Would it be possible to write out each entry below exactly, without the pictures?

### [TASK DATA]
------------

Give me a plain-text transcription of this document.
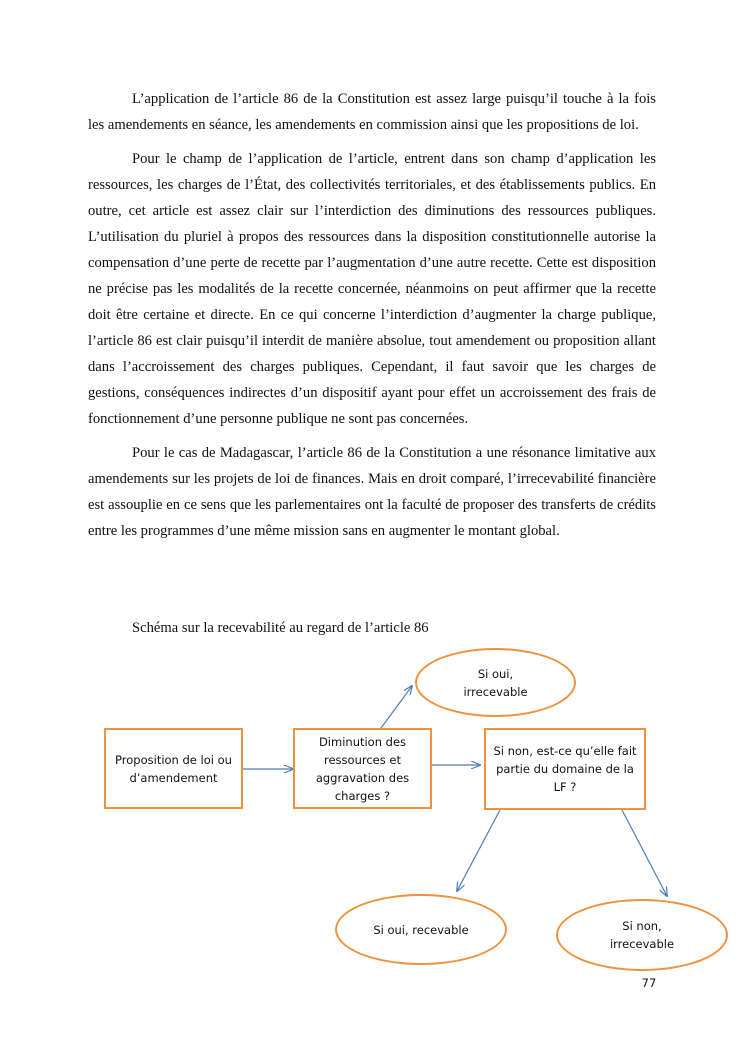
L’application de l’article 86 de la Constitution est assez large puisqu’il touche à la fois les amendements en séance, les amendements en commission ainsi que les propositions de loi.

Pour le champ de l’application de l’article, entrent dans son champ d’application les ressources, les charges de l’État, des collectivités territoriales, et des établissements publics. En outre, cet article est assez clair sur l’interdiction des diminutions des ressources publiques. L’utilisation du pluriel à propos des ressources dans la disposition constitutionnelle autorise la compensation d’une perte de recette par l’augmentation d’une autre recette. Cette est disposition ne précise pas les modalités de la recette concernée, néanmoins on peut affirmer que la recette doit être certaine et directe. En ce qui concerne l’interdiction d’augmenter la charge publique, l’article 86 est clair puisqu’il interdit de manière absolue, tout amendement ou proposition allant dans l’accroissement des charges publiques. Cependant, il faut savoir que les charges de gestions, conséquences indirectes d’un dispositif ayant pour effet un accroissement des frais de fonctionnement d’une personne publique ne sont pas concernées.

Pour le cas de Madagascar, l’article 86 de la Constitution a une résonance limitative aux amendements sur les projets de loi de finances. Mais en droit comparé, l’irrecevabilité financière est assouplie en ce sens que les parlementaires ont la faculté de proposer des transferts de crédits entre les programmes d’une même mission sans en augmenter le montant global.

Schéma sur la recevabilité au regard de l’article 86

Proposition de loi ou
d’amendement
Diminution des
ressources et
aggravation des
charges ?
Si oui,
irrecevable
Si non, est-ce qu’elle fait
partie du domaine de la
LF ?
Si oui, recevable	Si non,
irrecevable
77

------------

### [SOLUTION FOR THIS TASK]
Give me a plain-text transcription of this document.
L’application de l’article 86 de la Constitution est assez large puisqu’il touche à la fois les amendements en séance, les amendements en commission ainsi que les propositions de loi.

Pour le champ de l’application de l’article, entrent dans son champ d’application les ressources, les charges de l’État, des collectivités territoriales, et des établissements publics. En outre, cet article est assez clair sur l’interdiction des diminutions des ressources publiques. L’utilisation du pluriel à propos des ressources dans la disposition constitutionnelle autorise la compensation d’une perte de recette par l’augmentation d’une autre recette. Cette est disposition ne précise pas les modalités de la recette concernée, néanmoins on peut affirmer que la recette doit être certaine et directe. En ce qui concerne l’interdiction d’augmenter la charge publique, l’article 86 est clair puisqu’il interdit de manière absolue, tout amendement ou proposition allant dans l’accroissement des charges publiques. Cependant, il faut savoir que les charges de gestions, conséquences indirectes d’un dispositif ayant pour effet un accroissement des frais de fonctionnement d’une personne publique ne sont pas concernées.

Pour le cas de Madagascar, l’article 86 de la Constitution a une résonance limitative aux amendements sur les projets de loi de finances. Mais en droit comparé, l’irrecevabilité financière est assouplie en ce sens que les parlementaires ont la faculté de proposer des transferts de crédits entre les programmes d’une même mission sans en augmenter le montant global.

Schéma sur la recevabilité au regard de l’article 86

Proposition de loi ou
d’amendement
Diminution des
ressources et
aggravation des
charges ?
Si oui,
irrecevable
Si non, est-ce qu’elle fait
partie du domaine de la
LF ?
Si oui, recevable	Si non,
irrecevable
77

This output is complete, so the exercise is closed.